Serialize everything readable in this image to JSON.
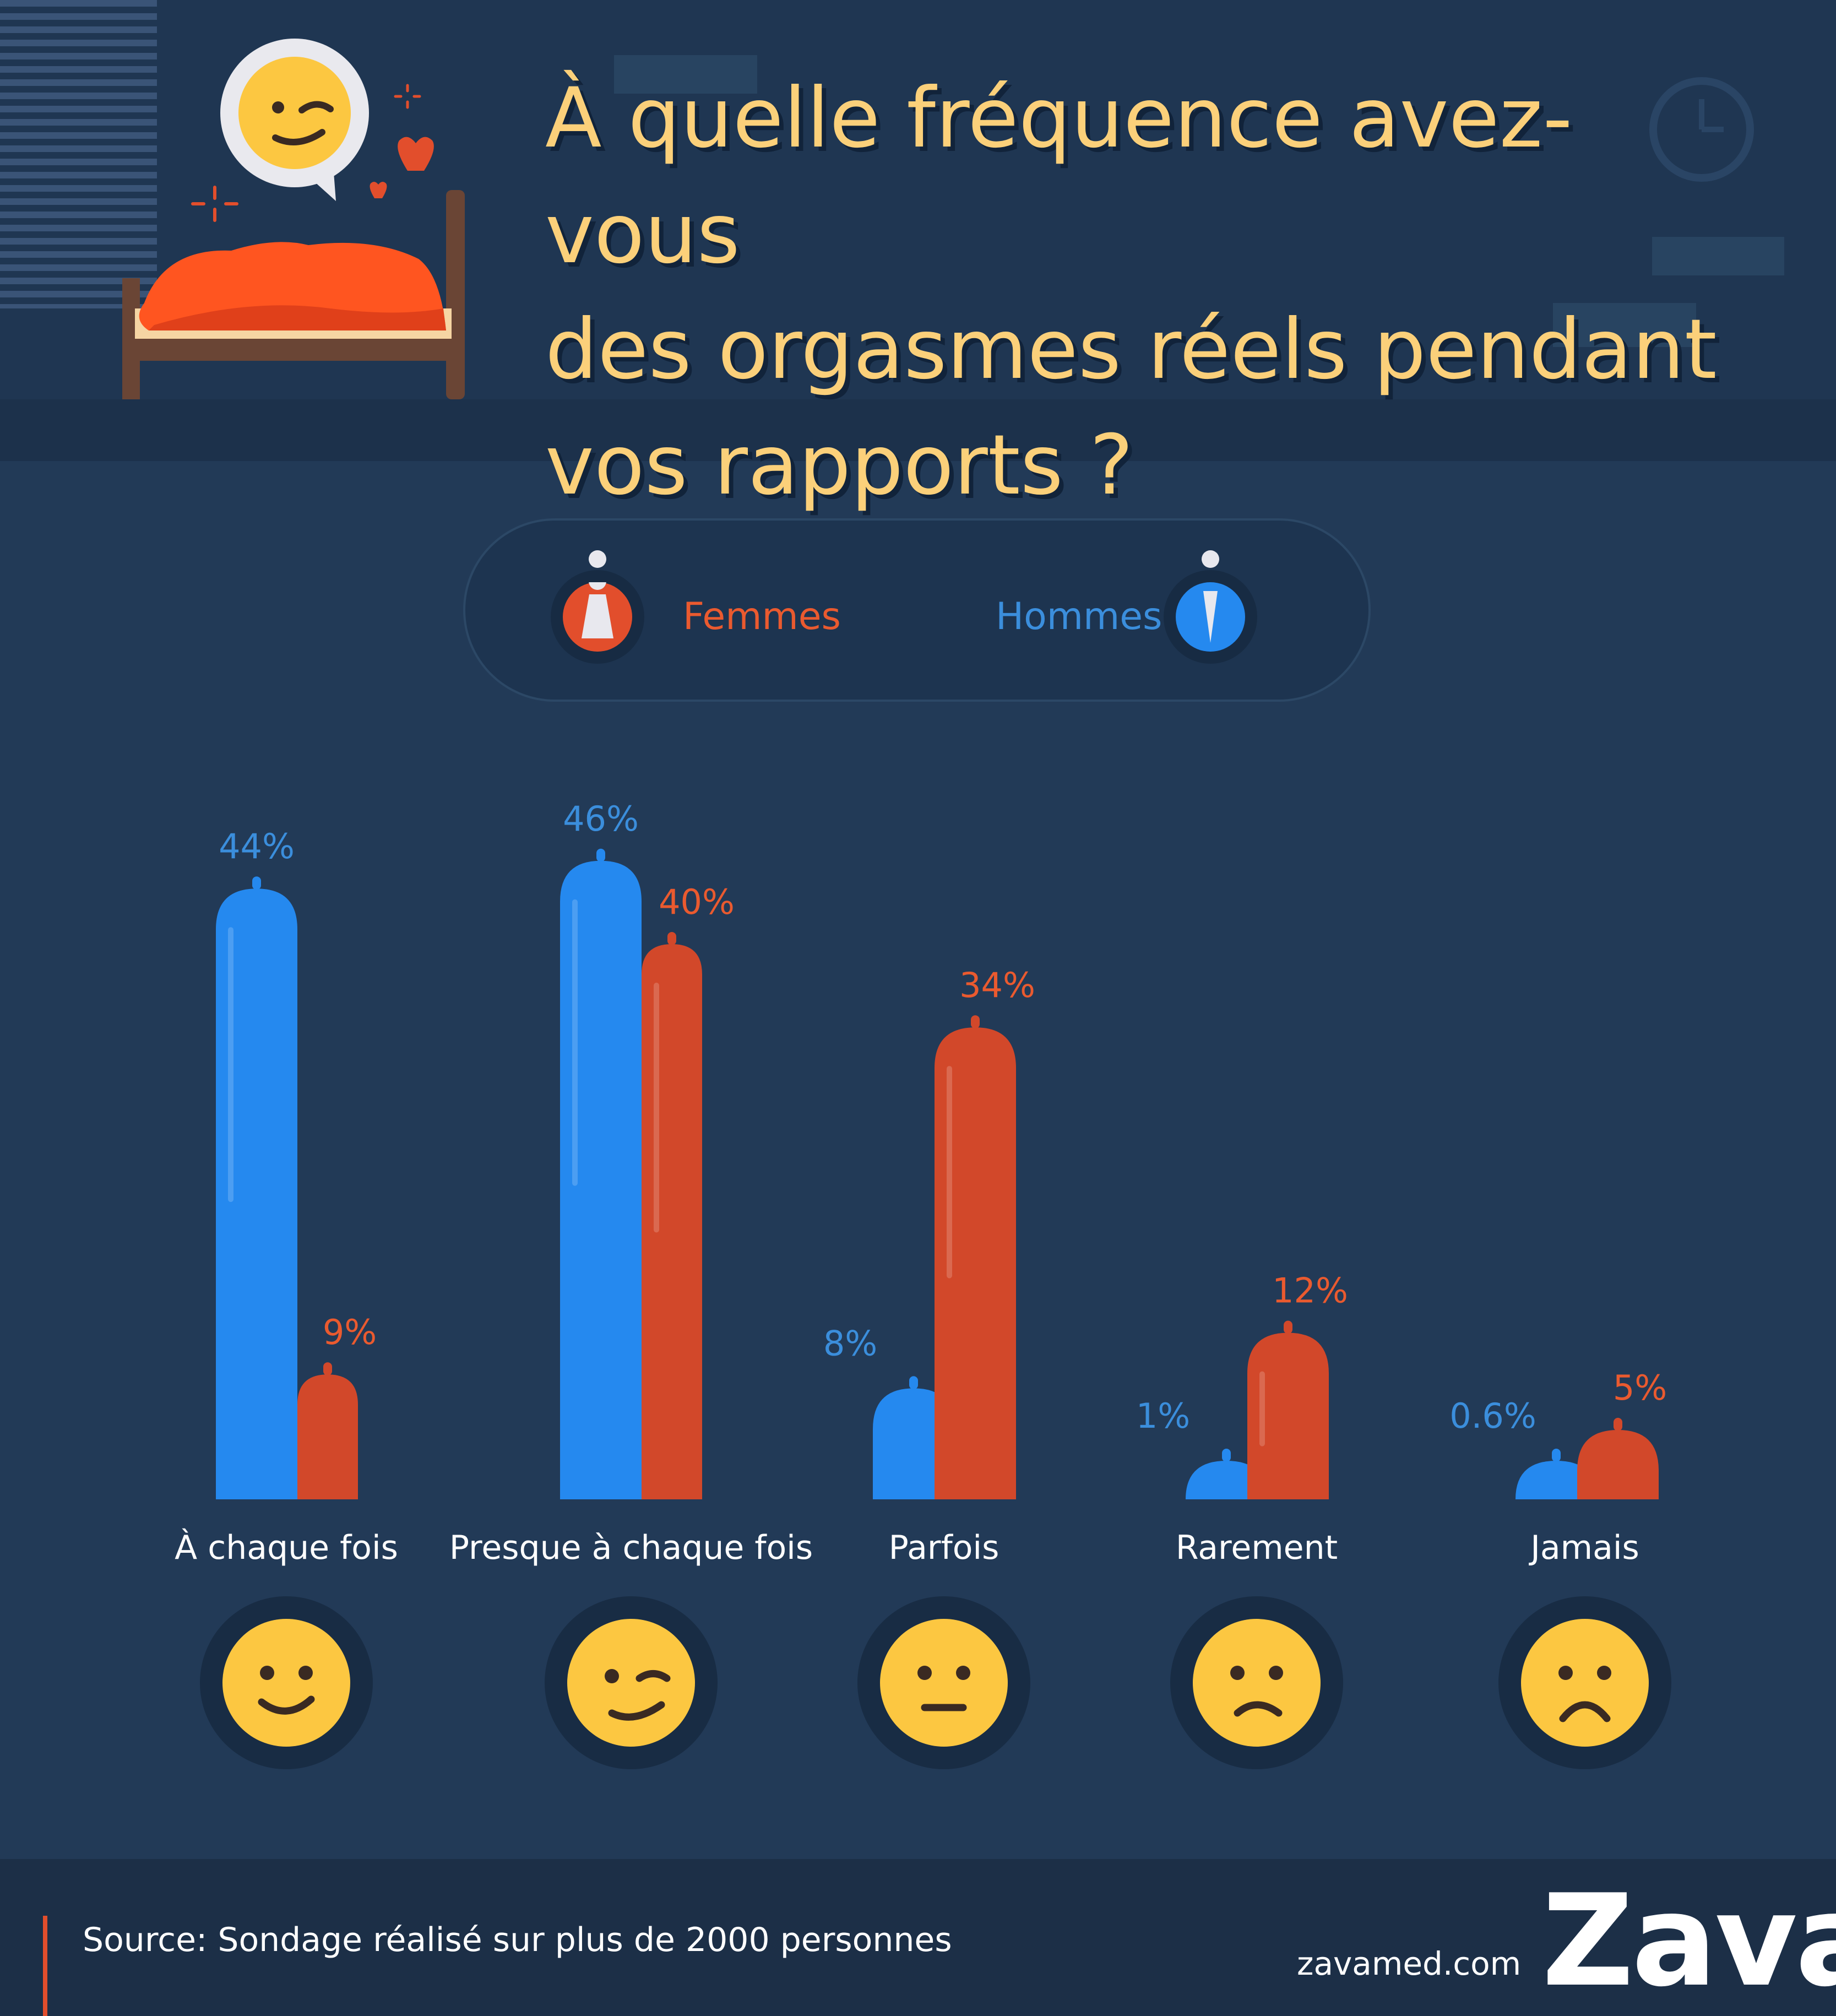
{
  "title": {
    "line1": "À quelle fréquence avez-vous",
    "line2": "des orgasmes réels pendant",
    "line3": "vos rapports ?"
  },
  "legend": {
    "women": "Femmes",
    "men": "Hommes"
  },
  "colors": {
    "women": "#d2482a",
    "men": "#2589ef",
    "women_label": "#ea5a2f",
    "men_label": "#3b8edc",
    "emoji": "#fcc741",
    "title": "#fbd07a"
  },
  "chart_data": {
    "type": "bar",
    "categories": [
      "À chaque fois",
      "Presque à chaque fois",
      "Parfois",
      "Rarement",
      "Jamais"
    ],
    "series": [
      {
        "name": "Hommes",
        "values": [
          44,
          46,
          8,
          1,
          0.6
        ],
        "labels": [
          "44%",
          "46%",
          "8%",
          "1%",
          "0.6%"
        ]
      },
      {
        "name": "Femmes",
        "values": [
          9,
          40,
          34,
          12,
          5
        ],
        "labels": [
          "9%",
          "40%",
          "34%",
          "12%",
          "5%"
        ]
      }
    ],
    "emojis": [
      "smile-icon",
      "smirk-icon",
      "neutral-face-icon",
      "slight-frown-icon",
      "frown-icon"
    ],
    "legend_position": "top-center",
    "grid": false
  },
  "footer": {
    "source": "Source: Sondage réalisé sur plus de 2000 personnes",
    "site": "zavamed.com",
    "brand": "Zava"
  }
}
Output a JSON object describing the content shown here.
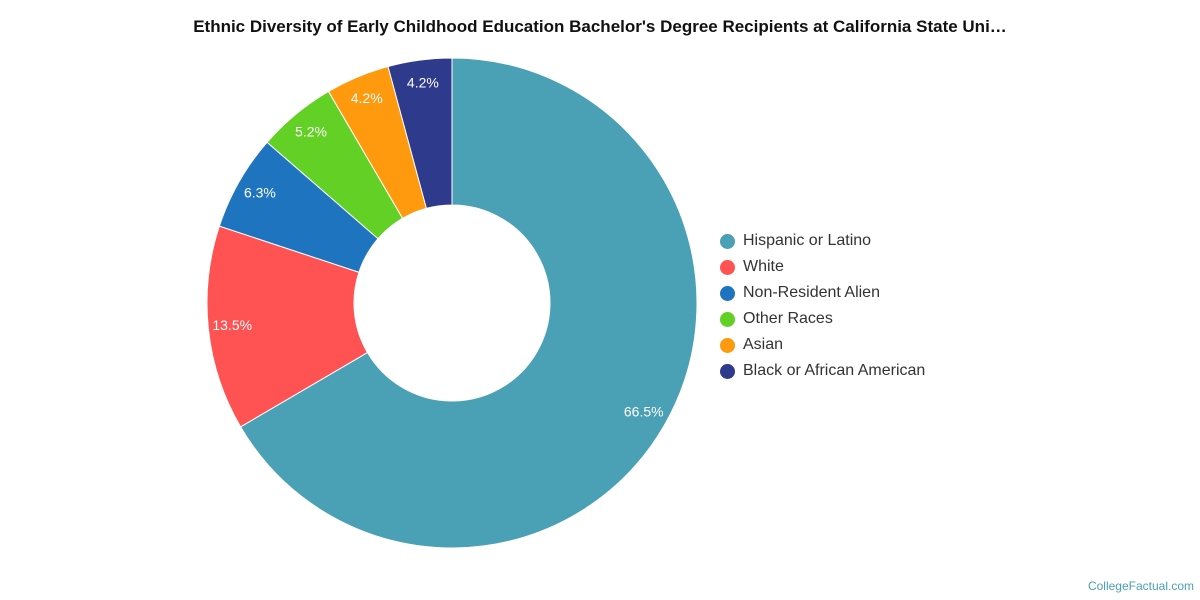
{
  "chart_data": {
    "type": "pie",
    "title": "Ethnic Diversity of Early Childhood Education Bachelor's Degree Recipients at California State Uni…",
    "categories": [
      "Hispanic or Latino",
      "White",
      "Non-Resident Alien",
      "Other Races",
      "Asian",
      "Black or African American"
    ],
    "values": [
      66.5,
      13.5,
      6.3,
      5.2,
      4.2,
      4.2
    ],
    "labels": [
      "66.5%",
      "13.5%",
      "6.3%",
      "5.2%",
      "4.2%",
      "4.2%"
    ],
    "colors": [
      "#4aa0b4",
      "#ff5252",
      "#1f74c0",
      "#62d025",
      "#ff9a0e",
      "#2e3a8c"
    ],
    "donut": true,
    "legend": "right"
  },
  "source": "CollegeFactual.com"
}
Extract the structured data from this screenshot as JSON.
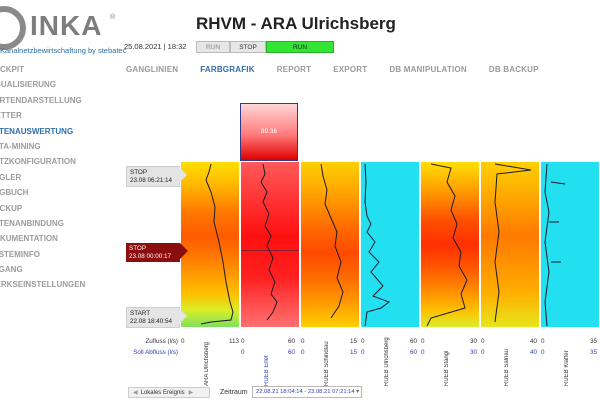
{
  "header": {
    "logo_text": "INKA",
    "logo_reg": "®",
    "logo_subtitle": "Kanalnetzbewirtschaftung by stebatec",
    "title": "RHVM - ARA Ulrichsberg",
    "datetime": "25.08.2021 | 18:32",
    "mode_run": "RUN",
    "mode_stop": "STOP",
    "mode_active": "RUN"
  },
  "tabs": [
    {
      "label": "GANGLINIEN"
    },
    {
      "label": "FARBGRAFIK"
    },
    {
      "label": "REPORT"
    },
    {
      "label": "EXPORT"
    },
    {
      "label": "DB MANIPULATION"
    },
    {
      "label": "DB BACKUP"
    }
  ],
  "sidebar": {
    "items": [
      {
        "label": "COCKPIT"
      },
      {
        "label": "VISUALISIERUNG"
      },
      {
        "label": "KARTENDARSTELLUNG"
      },
      {
        "label": "WETTER"
      },
      {
        "label": "DATENAUSWERTUNG"
      },
      {
        "label": "DATA-MINING"
      },
      {
        "label": "NETZKONFIGURATION"
      },
      {
        "label": "REGLER"
      },
      {
        "label": "LOGBUCH"
      },
      {
        "label": "BACKUP"
      },
      {
        "label": "DATENANBINDUNG"
      },
      {
        "label": "DOKUMENTATION"
      },
      {
        "label": "SYSTEMINFO"
      },
      {
        "label": "ZUGANG"
      },
      {
        "label": "WERKSEINSTELLUNGEN"
      }
    ]
  },
  "chart": {
    "top_box_value": "89.36",
    "markers": {
      "stop1_label": "STOP",
      "stop1_time": "23.08 06:21:14",
      "stop2_label": "STOP",
      "stop2_time": "23.08 00:00:17",
      "start_label": "START",
      "start_time": "22.08 18:40:54"
    },
    "row1_label": "Zufluss (l/s)",
    "row2_label": "Soll Abfluss (l/s)",
    "columns": [
      {
        "name": "ARA Ulrichsberg",
        "min1": "0",
        "max1": "113",
        "min2": "",
        "max2": "",
        "name_blue": false
      },
      {
        "name": "RUEB Erlet",
        "min1": "0",
        "max1": "60",
        "min2": "0",
        "max2": "60",
        "name_blue": true
      },
      {
        "name": "RUEB Schindlau",
        "min1": "0",
        "max1": "15",
        "min2": "0",
        "max2": "15",
        "name_blue": false
      },
      {
        "name": "RUEB Ulrichsberg",
        "min1": "0",
        "max1": "60",
        "min2": "0",
        "max2": "60",
        "name_blue": false
      },
      {
        "name": "RUEB Stangl",
        "min1": "0",
        "max1": "30",
        "min2": "0",
        "max2": "30",
        "name_blue": false
      },
      {
        "name": "RUEB Salnau",
        "min1": "0",
        "max1": "40",
        "min2": "0",
        "max2": "40",
        "name_blue": false
      },
      {
        "name": "RUEB Klaffer",
        "min1": "0",
        "max1": "35",
        "min2": "0",
        "max2": "35",
        "name_blue": false
      }
    ]
  },
  "controls": {
    "lokal_button": "Lokales Ereignis",
    "zeitraum_label": "Zeitraum",
    "zeitraum_value": "22.08.21 18:04:14 - 23.08.21 07:21:14"
  },
  "colors": {
    "accent_blue": "#2f6fae",
    "run_green": "#33e433",
    "stop_marker": "#8b0d0d"
  }
}
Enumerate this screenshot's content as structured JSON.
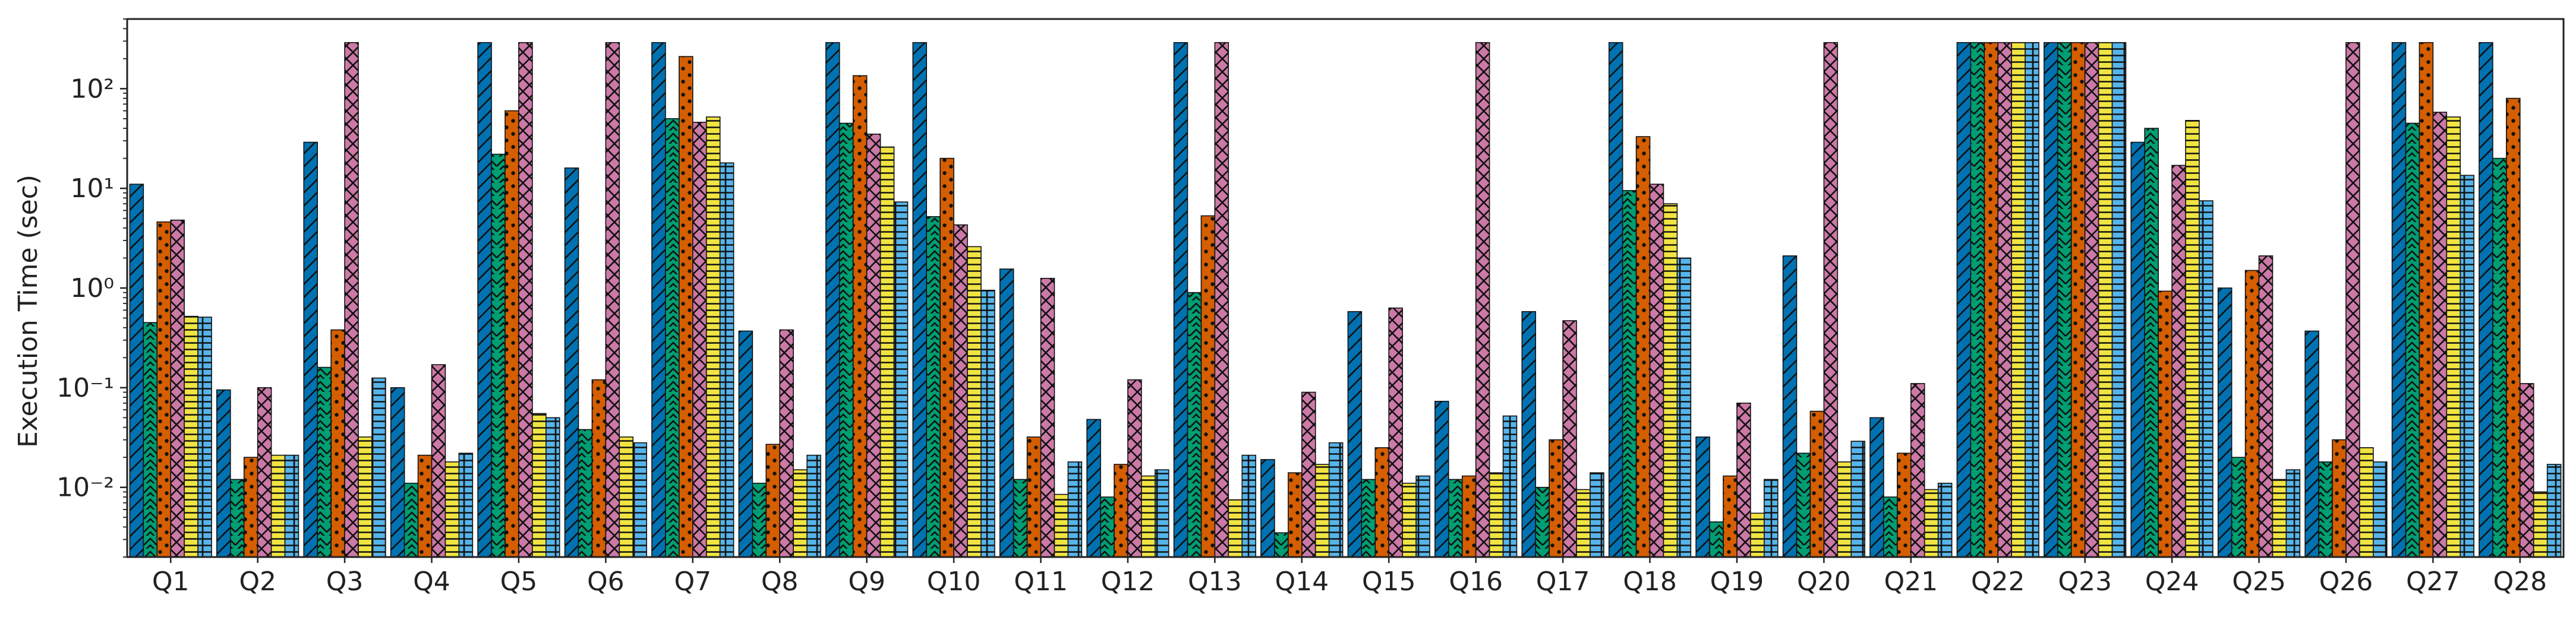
{
  "chart_data": {
    "type": "bar",
    "yscale": "log",
    "ylabel": "Execution Time (sec)",
    "xlabel": "",
    "title": "",
    "ylim": [
      0.002,
      500
    ],
    "ytick_values": [
      0.01,
      0.1,
      1,
      10,
      100
    ],
    "ytick_labels": [
      "10⁻²",
      "10⁻¹",
      "10⁰",
      "10¹",
      "10²"
    ],
    "grid": false,
    "legend": "none",
    "categories": [
      "Q1",
      "Q2",
      "Q3",
      "Q4",
      "Q5",
      "Q6",
      "Q7",
      "Q8",
      "Q9",
      "Q10",
      "Q11",
      "Q12",
      "Q13",
      "Q14",
      "Q15",
      "Q16",
      "Q17",
      "Q18",
      "Q19",
      "Q20",
      "Q21",
      "Q22",
      "Q23",
      "Q24",
      "Q25",
      "Q26",
      "Q27",
      "Q28"
    ],
    "series": [
      {
        "color": "#0072B2",
        "pattern": "diag-forward",
        "values": [
          11,
          0.095,
          29,
          0.1,
          290,
          16,
          290,
          0.37,
          290,
          290,
          1.55,
          0.048,
          290,
          0.019,
          0.58,
          0.073,
          0.58,
          290,
          0.032,
          2.1,
          0.05,
          290,
          290,
          29,
          1.0,
          0.37,
          290,
          290
        ]
      },
      {
        "color": "#009E73",
        "pattern": "chevron",
        "values": [
          0.45,
          0.012,
          0.16,
          0.011,
          22,
          0.038,
          50,
          0.011,
          45,
          5.2,
          0.012,
          0.008,
          0.9,
          0.0035,
          0.012,
          0.012,
          0.01,
          9.5,
          0.0045,
          0.022,
          0.008,
          290,
          290,
          40,
          0.02,
          0.018,
          45,
          20
        ]
      },
      {
        "color": "#D55E00",
        "pattern": "dots",
        "values": [
          4.6,
          0.02,
          0.38,
          0.021,
          60,
          0.12,
          210,
          0.027,
          135,
          20,
          0.032,
          0.017,
          5.3,
          0.014,
          0.025,
          0.013,
          0.03,
          33,
          0.013,
          0.058,
          0.022,
          290,
          290,
          0.93,
          1.5,
          0.03,
          290,
          80
        ]
      },
      {
        "color": "#CC79A7",
        "pattern": "crosshatch",
        "values": [
          4.8,
          0.1,
          290,
          0.17,
          290,
          290,
          46,
          0.38,
          35,
          4.3,
          1.25,
          0.12,
          290,
          0.09,
          0.63,
          290,
          0.47,
          11,
          0.07,
          290,
          0.11,
          290,
          290,
          17,
          2.1,
          290,
          58,
          0.11
        ]
      },
      {
        "color": "#F0E442",
        "pattern": "horizontal",
        "values": [
          0.52,
          0.021,
          0.032,
          0.018,
          0.055,
          0.032,
          52,
          0.015,
          26,
          2.6,
          0.0085,
          0.013,
          0.0075,
          0.017,
          0.011,
          0.014,
          0.0095,
          7,
          0.0055,
          0.018,
          0.0095,
          290,
          290,
          48,
          0.012,
          0.025,
          52,
          0.009
        ]
      },
      {
        "color": "#56B4E9",
        "pattern": "grid",
        "values": [
          0.51,
          0.021,
          0.125,
          0.022,
          0.05,
          0.028,
          18,
          0.021,
          7.3,
          0.95,
          0.018,
          0.015,
          0.021,
          0.028,
          0.013,
          0.052,
          0.014,
          2,
          0.012,
          0.029,
          0.011,
          290,
          290,
          7.5,
          0.015,
          0.018,
          13.5,
          0.017
        ]
      }
    ]
  }
}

++++++++

== Directive ==
Read the entries above, then pull out the lines that include "pattern".

== Exercise response ==
        "pattern": "diag-forward",
        "pattern": "chevron",
        "pattern": "dots",
        "pattern": "crosshatch",
        "pattern": "horizontal",
        "pattern": "grid",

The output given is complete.